### PROBLEM STATEMENT
Transcribe the listing in full, excluding any pictures.

### DATA TO PROCESS
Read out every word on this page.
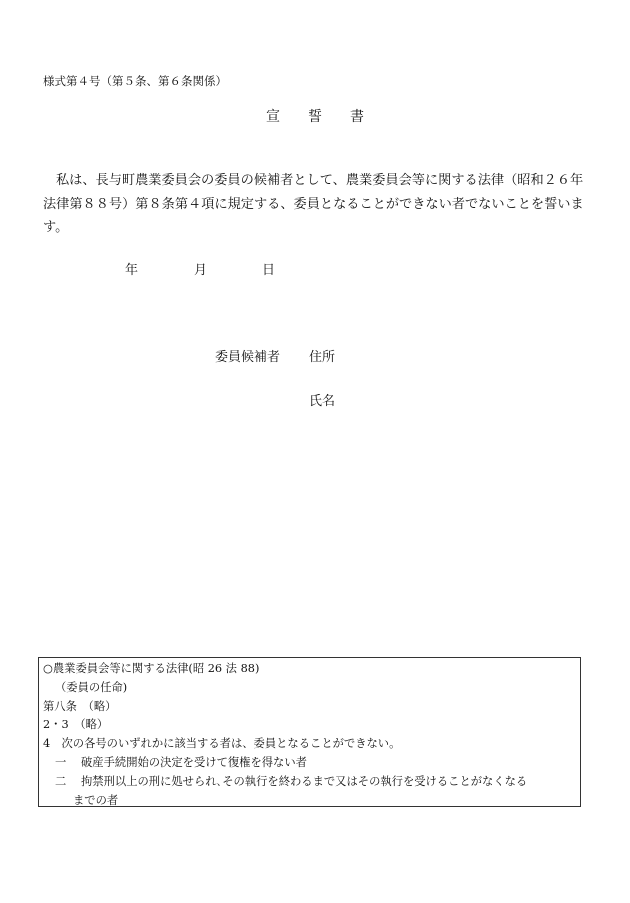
様式第４号（第５条、第６条関係）
宣　　誓　　書
私は、長与町農業委員会の委員の候補者として、農業委員会等に関する法律（昭和２６年法律第８８号）第８条第４項に規定する、委員となることができない者でないことを誓います。
年	月	日
委員候補者 住所
氏名
○農業委員会等に関する法律(昭 26 法 88)
（委員の任命)
第八条　（略）
2・3　（略）
4　次の各号のいずれかに該当する者は、委員となることができない。
一 破産手続開始の決定を受けて復権を得ない者
二 拘禁刑以上の刑に処せられ､その執行を終わるまで又はその執行を受けることがなくなる
までの者
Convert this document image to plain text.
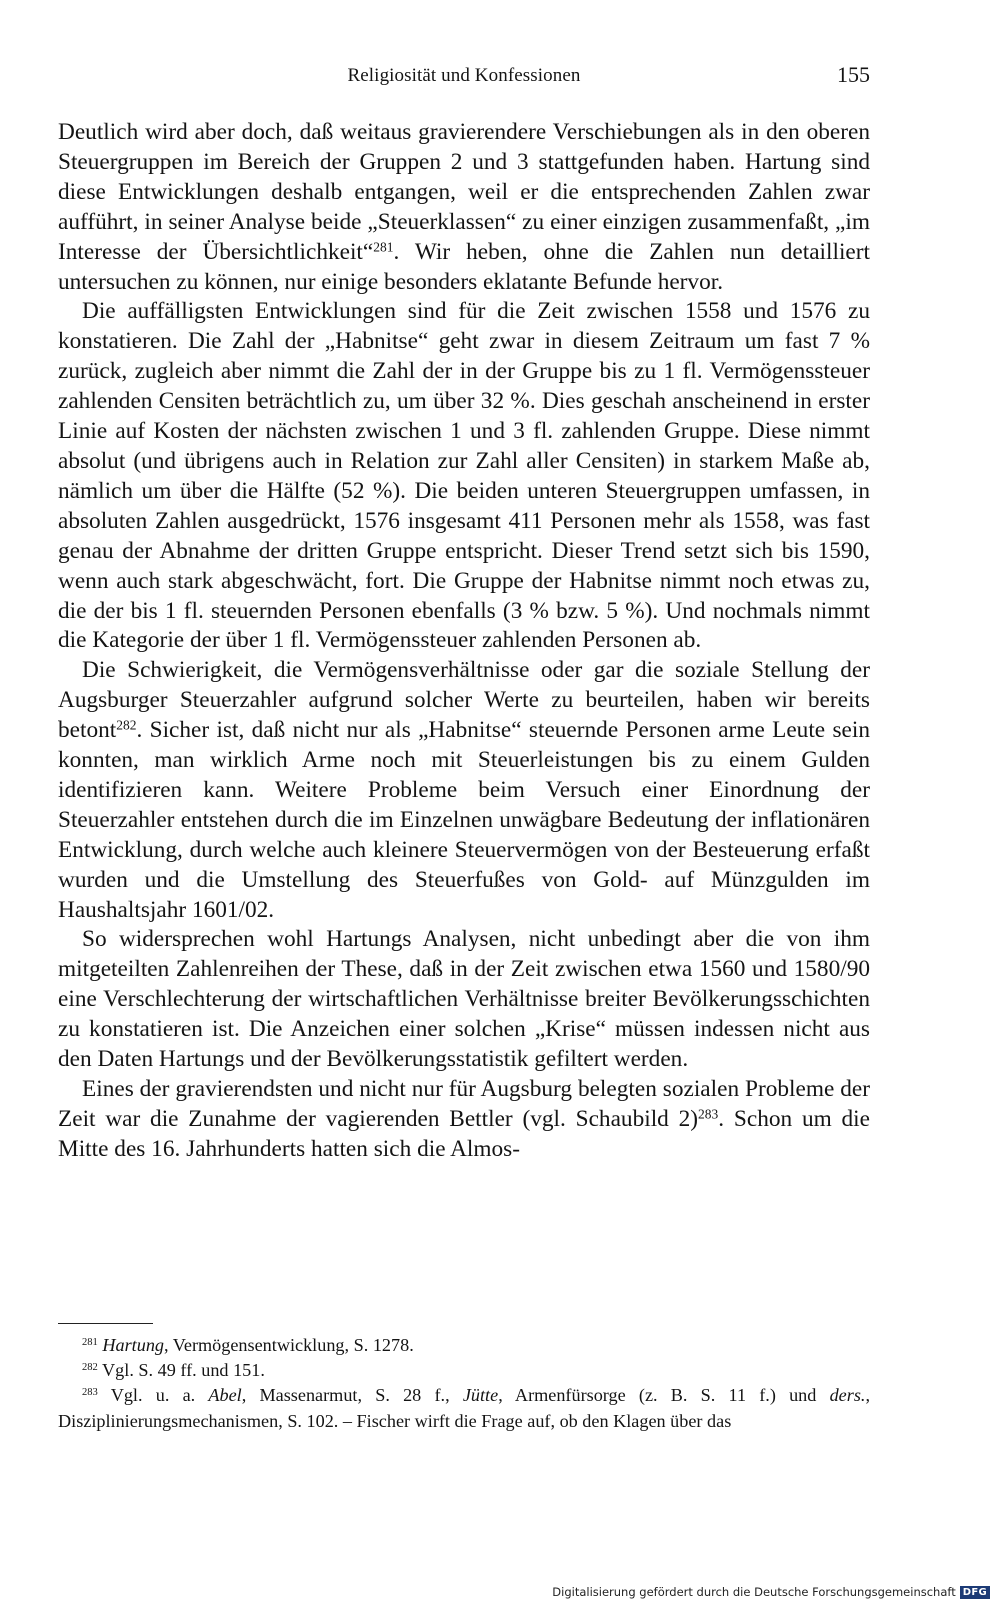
Religiosität und Konfessionen	155

Deutlich wird aber doch, daß weitaus gravierendere Verschiebungen als in den oberen Steuergruppen im Bereich der Gruppen 2 und 3 stattgefunden haben. Hartung sind diese Entwicklungen deshalb entgangen, weil er die entsprechenden Zahlen zwar aufführt, in seiner Analyse beide „Steuerklassen“ zu einer einzigen zusammenfaßt, „im Interesse der Übersichtlichkeit“$^{281}$. Wir heben, ohne die Zahlen nun detailliert untersuchen zu können, nur einige besonders eklatante Befunde hervor.

Die auffälligsten Entwicklungen sind für die Zeit zwischen 1558 und 1576 zu konstatieren. Die Zahl der „Habnitse“ geht zwar in diesem Zeitraum um fast 7 % zurück, zugleich aber nimmt die Zahl der in der Gruppe bis zu 1 fl. Vermögenssteuer zahlenden Censiten beträchtlich zu, um über 32 %. Dies geschah anscheinend in erster Linie auf Kosten der nächsten zwischen 1 und 3 fl. zahlenden Gruppe. Diese nimmt absolut (und übrigens auch in Relation zur Zahl aller Censiten) in starkem Maße ab, nämlich um über die Hälfte (52 %). Die beiden unteren Steuergruppen umfassen, in absoluten Zahlen ausgedrückt, 1576 insgesamt 411 Personen mehr als 1558, was fast genau der Abnahme der dritten Gruppe entspricht. Dieser Trend setzt sich bis 1590, wenn auch stark abgeschwächt, fort. Die Gruppe der Habnitse nimmt noch etwas zu, die der bis 1 fl. steuernden Personen ebenfalls (3 % bzw. 5 %). Und nochmals nimmt die Kategorie der über 1 fl. Vermögenssteuer zahlenden Personen ab.

Die Schwierigkeit, die Vermögensverhältnisse oder gar die soziale Stellung der Augsburger Steuerzahler aufgrund solcher Werte zu beurteilen, haben wir bereits betont$^{282}$. Sicher ist, daß nicht nur als „Habnitse“ steuernde Personen arme Leute sein konnten, man wirklich Arme noch mit Steuerleistungen bis zu einem Gulden identifizieren kann. Weitere Probleme beim Versuch einer Einordnung der Steuerzahler entstehen durch die im Einzelnen unwägbare Bedeutung der inflationären Entwicklung, durch welche auch kleinere Steuervermögen von der Besteuerung erfaßt wurden und die Umstellung des Steuerfußes von Gold- auf Münzgulden im Haushaltsjahr 1601/02.

So widersprechen wohl Hartungs Analysen, nicht unbedingt aber die von ihm mitgeteilten Zahlenreihen der These, daß in der Zeit zwischen etwa 1560 und 1580/90 eine Verschlechterung der wirtschaftlichen Verhältnisse breiter Bevölkerungsschichten zu konstatieren ist. Die Anzeichen einer solchen „Krise“ müssen indessen nicht aus den Daten Hartungs und der Bevölkerungsstatistik gefiltert werden.

Eines der gravierendsten und nicht nur für Augsburg belegten sozialen Probleme der Zeit war die Zunahme der vagierenden Bettler (vgl. Schaubild 2)$^{283}$. Schon um die Mitte des 16. Jahrhunderts hatten sich die Almos-

$^{281}$ Hartung, Vermögensentwicklung, S. 1278.

$^{282}$ Vgl. S. 49 ff. und 151.

$^{283}$ Vgl. u. a. Abel, Massenarmut, S. 28 f., Jütte, Armenfürsorge (z. B. S. 11 f.) und ders., Disziplinierungsmechanismen, S. 102. – Fischer wirft die Frage auf, ob den Klagen über das

Digitalisierung gefördert durch die Deutsche Forschungsgemeinschaft DFG
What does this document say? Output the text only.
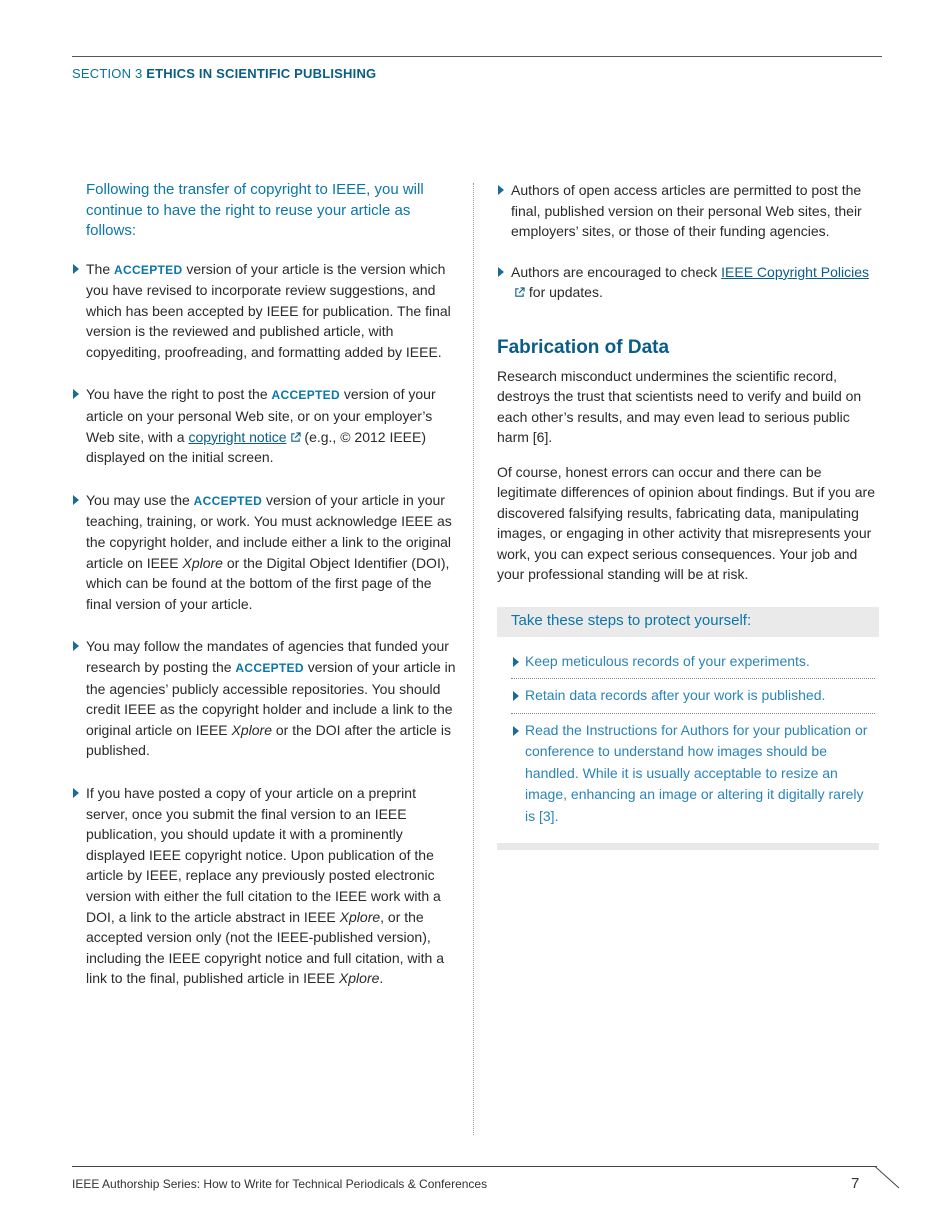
SECTION 3 ETHICS IN SCIENTIFIC PUBLISHING

Following the transfer of copyright to IEEE, you will continue to have the right to reuse your article as follows:

The ACCEPTED version of your article is the version which you have revised to incorporate review suggestions, and which has been accepted by IEEE for publication. The final version is the reviewed and published article, with copyediting, proofreading, and formatting added by IEEE.
You have the right to post the ACCEPTED version of your article on your personal Web site, or on your employer’s Web site, with a copyright notice (e.g., © 2012 IEEE) displayed on the initial screen.
You may use the ACCEPTED version of your article in your teaching, training, or work. You must acknowledge IEEE as the copyright holder, and include either a link to the original article on IEEE Xplore or the Digital Object Identifier (DOI), which can be found at the bottom of the first page of the final version of your article.
You may follow the mandates of agencies that funded your research by posting the ACCEPTED version of your article in the agencies’ publicly accessible repositories. You should credit IEEE as the copyright holder and include a link to the original article on IEEE Xplore or the DOI after the article is published.
If you have posted a copy of your article on a preprint server, once you submit the final version to an IEEE publication, you should update it with a prominently displayed IEEE copyright notice. Upon publication of the article by IEEE, replace any previously posted electronic version with either the full citation to the IEEE work with a DOI, a link to the article abstract in IEEE Xplore, or the accepted version only (not the IEEE-published version), including the IEEE copyright notice and full citation, with a link to the final, published article in IEEE Xplore.
Authors of open access articles are permitted to post the final, published version on their personal Web sites, their employers’ sites, or those of their funding agencies.
Authors are encouraged to check IEEE Copyright Policies for updates.
Fabrication of Data

Research misconduct undermines the scientific record, destroys the trust that scientists need to verify and build on each other’s results, and may even lead to serious public harm [6].

Of course, honest errors can occur and there can be legitimate differences of opinion about findings. But if you are discovered falsifying results, fabricating data, manipulating images, or engaging in other activity that misrepresents your work, you can expect serious consequences. Your job and your professional standing will be at risk.

Take these steps to protect yourself:
Keep meticulous records of your experiments.
Retain data records after your work is published.
Read the Instructions for Authors for your publication or conference to understand how images should be handled. While it is usually acceptable to resize an image, enhancing an image or altering it digitally rarely is [3].
IEEE Authorship Series: How to Write for Technical Periodicals & Conferences	7
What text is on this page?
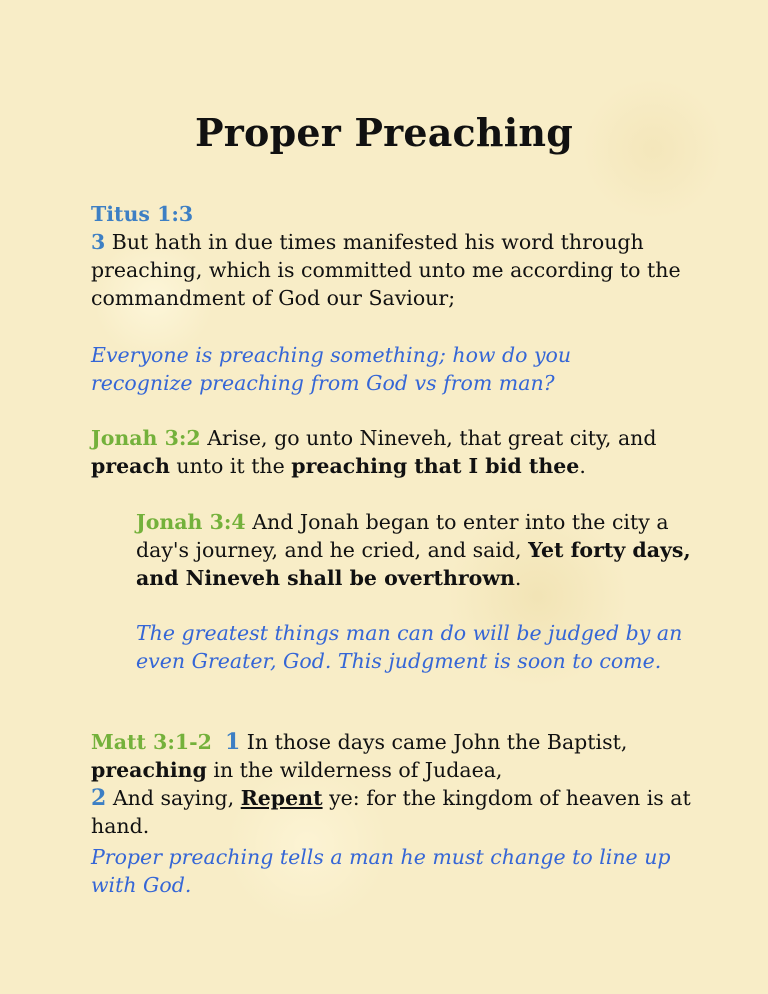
Proper Preaching
Titus 1:3
3 But hath in due times manifested his word through preaching, which is committed unto me according to the commandment of God our Saviour;
Everyone is preaching something; how do you recognize preaching from God vs from man?
Jonah 3:2 Arise, go unto Nineveh, that great city, and preach unto it the preaching that I bid thee.
Jonah 3:4 And Jonah began to enter into the city a day's journey, and he cried, and said, Yet forty days, and Nineveh shall be overthrown.
The greatest things man can do will be judged by an even Greater, God. This judgment is soon to come.
Matt 3:1-2 1 In those days came John the Baptist, preaching in the wilderness of Judaea,
2 And saying, Repent ye: for the kingdom of heaven is at hand.
Proper preaching tells a man he must change to line up with God.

### ANSWER TO THE PROBLEM
Read out every word on this page.
様式第４号（第５条、第６条関係）
宣　　誓　　書
私は、長与町農業委員会の委員の候補者として、農業委員会等に関する法律（昭和２６年法律第８８号）第８条第４項に規定する、委員となることができない者でないことを誓います。
年	月	日
委員候補者 住所
氏名
○農業委員会等に関する法律(昭 26 法 88)
（委員の任命)
第八条　（略）
2・3　（略）
4　次の各号のいずれかに該当する者は、委員となることができない。
一 破産手続開始の決定を受けて復権を得ない者
二 拘禁刑以上の刑に処せられ､その執行を終わるまで又はその執行を受けることがなくなる
までの者
Convert this document image to plain text.
Religiosität und Konfessionen	155

Deutlich wird aber doch, daß weitaus gravierendere Verschiebungen als in den oberen Steuergruppen im Bereich der Gruppen 2 und 3 stattgefunden haben. Hartung sind diese Entwicklungen deshalb entgangen, weil er die entsprechenden Zahlen zwar aufführt, in seiner Analyse beide „Steuerklassen“ zu einer einzigen zusammenfaßt, „im Interesse der Übersichtlichkeit“$^{281}$. Wir heben, ohne die Zahlen nun detailliert untersuchen zu können, nur einige besonders eklatante Befunde hervor.

Die auffälligsten Entwicklungen sind für die Zeit zwischen 1558 und 1576 zu konstatieren. Die Zahl der „Habnitse“ geht zwar in diesem Zeitraum um fast 7 % zurück, zugleich aber nimmt die Zahl der in der Gruppe bis zu 1 fl. Vermögenssteuer zahlenden Censiten beträchtlich zu, um über 32 %. Dies geschah anscheinend in erster Linie auf Kosten der nächsten zwischen 1 und 3 fl. zahlenden Gruppe. Diese nimmt absolut (und übrigens auch in Relation zur Zahl aller Censiten) in starkem Maße ab, nämlich um über die Hälfte (52 %). Die beiden unteren Steuergruppen umfassen, in absoluten Zahlen ausgedrückt, 1576 insgesamt 411 Personen mehr als 1558, was fast genau der Abnahme der dritten Gruppe entspricht. Dieser Trend setzt sich bis 1590, wenn auch stark abgeschwächt, fort. Die Gruppe der Habnitse nimmt noch etwas zu, die der bis 1 fl. steuernden Personen ebenfalls (3 % bzw. 5 %). Und nochmals nimmt die Kategorie der über 1 fl. Vermögenssteuer zahlenden Personen ab.

Die Schwierigkeit, die Vermögensverhältnisse oder gar die soziale Stellung der Augsburger Steuerzahler aufgrund solcher Werte zu beurteilen, haben wir bereits betont$^{282}$. Sicher ist, daß nicht nur als „Habnitse“ steuernde Personen arme Leute sein konnten, man wirklich Arme noch mit Steuerleistungen bis zu einem Gulden identifizieren kann. Weitere Probleme beim Versuch einer Einordnung der Steuerzahler entstehen durch die im Einzelnen unwägbare Bedeutung der inflationären Entwicklung, durch welche auch kleinere Steuervermögen von der Besteuerung erfaßt wurden und die Umstellung des Steuerfußes von Gold- auf Münzgulden im Haushaltsjahr 1601/02.

So widersprechen wohl Hartungs Analysen, nicht unbedingt aber die von ihm mitgeteilten Zahlenreihen der These, daß in der Zeit zwischen etwa 1560 und 1580/90 eine Verschlechterung der wirtschaftlichen Verhältnisse breiter Bevölkerungsschichten zu konstatieren ist. Die Anzeichen einer solchen „Krise“ müssen indessen nicht aus den Daten Hartungs und der Bevölkerungsstatistik gefiltert werden.

Eines der gravierendsten und nicht nur für Augsburg belegten sozialen Probleme der Zeit war die Zunahme der vagierenden Bettler (vgl. Schaubild 2)$^{283}$. Schon um die Mitte des 16. Jahrhunderts hatten sich die Almos-

$^{281}$ Hartung, Vermögensentwicklung, S. 1278.

$^{282}$ Vgl. S. 49 ff. und 151.

$^{283}$ Vgl. u. a. Abel, Massenarmut, S. 28 f., Jütte, Armenfürsorge (z. B. S. 11 f.) und ders., Disziplinierungsmechanismen, S. 102. – Fischer wirft die Frage auf, ob den Klagen über das

Digitalisierung gefördert durch die Deutsche Forschungsgemeinschaft DFG
What does this document say? Output the text only.
SECTION 3 ETHICS IN SCIENTIFIC PUBLISHING

Following the transfer of copyright to IEEE, you will continue to have the right to reuse your article as follows:

The ACCEPTED version of your article is the version which you have revised to incorporate review suggestions, and which has been accepted by IEEE for publication. The final version is the reviewed and published article, with copyediting, proofreading, and formatting added by IEEE.
You have the right to post the ACCEPTED version of your article on your personal Web site, or on your employer’s Web site, with a copyright notice (e.g., © 2012 IEEE) displayed on the initial screen.
You may use the ACCEPTED version of your article in your teaching, training, or work. You must acknowledge IEEE as the copyright holder, and include either a link to the original article on IEEE Xplore or the Digital Object Identifier (DOI), which can be found at the bottom of the first page of the final version of your article.
You may follow the mandates of agencies that funded your research by posting the ACCEPTED version of your article in the agencies’ publicly accessible repositories. You should credit IEEE as the copyright holder and include a link to the original article on IEEE Xplore or the DOI after the article is published.
If you have posted a copy of your article on a preprint server, once you submit the final version to an IEEE publication, you should update it with a prominently displayed IEEE copyright notice. Upon publication of the article by IEEE, replace any previously posted electronic version with either the full citation to the IEEE work with a DOI, a link to the article abstract in IEEE Xplore, or the accepted version only (not the IEEE-published version), including the IEEE copyright notice and full citation, with a link to the final, published article in IEEE Xplore.
Authors of open access articles are permitted to post the final, published version on their personal Web sites, their employers’ sites, or those of their funding agencies.
Authors are encouraged to check IEEE Copyright Policies for updates.
Fabrication of Data

Research misconduct undermines the scientific record, destroys the trust that scientists need to verify and build on each other’s results, and may even lead to serious public harm [6].

Of course, honest errors can occur and there can be legitimate differences of opinion about findings. But if you are discovered falsifying results, fabricating data, manipulating images, or engaging in other activity that misrepresents your work, you can expect serious consequences. Your job and your professional standing will be at risk.

Take these steps to protect yourself:
Keep meticulous records of your experiments.
Retain data records after your work is published.
Read the Instructions for Authors for your publication or conference to understand how images should be handled. While it is usually acceptable to resize an image, enhancing an image or altering it digitally rarely is [3].
IEEE Authorship Series: How to Write for Technical Periodicals & Conferences	7
What text is on this page?
Proper Preaching
Titus 1:3
3 But hath in due times manifested his word through preaching, which is committed unto me according to the commandment of God our Saviour;
Everyone is preaching something; how do you recognize preaching from God vs from man?
Jonah 3:2 Arise, go unto Nineveh, that great city, and preach unto it the preaching that I bid thee.
Jonah 3:4 And Jonah began to enter into the city a day's journey, and he cried, and said, Yet forty days, and Nineveh shall be overthrown.
The greatest things man can do will be judged by an even Greater, God. This judgment is soon to come.
Matt 3:1-2 1 In those days came John the Baptist, preaching in the wilderness of Judaea,
2 And saying, Repent ye: for the kingdom of heaven is at hand.
Proper preaching tells a man he must change to line up with God.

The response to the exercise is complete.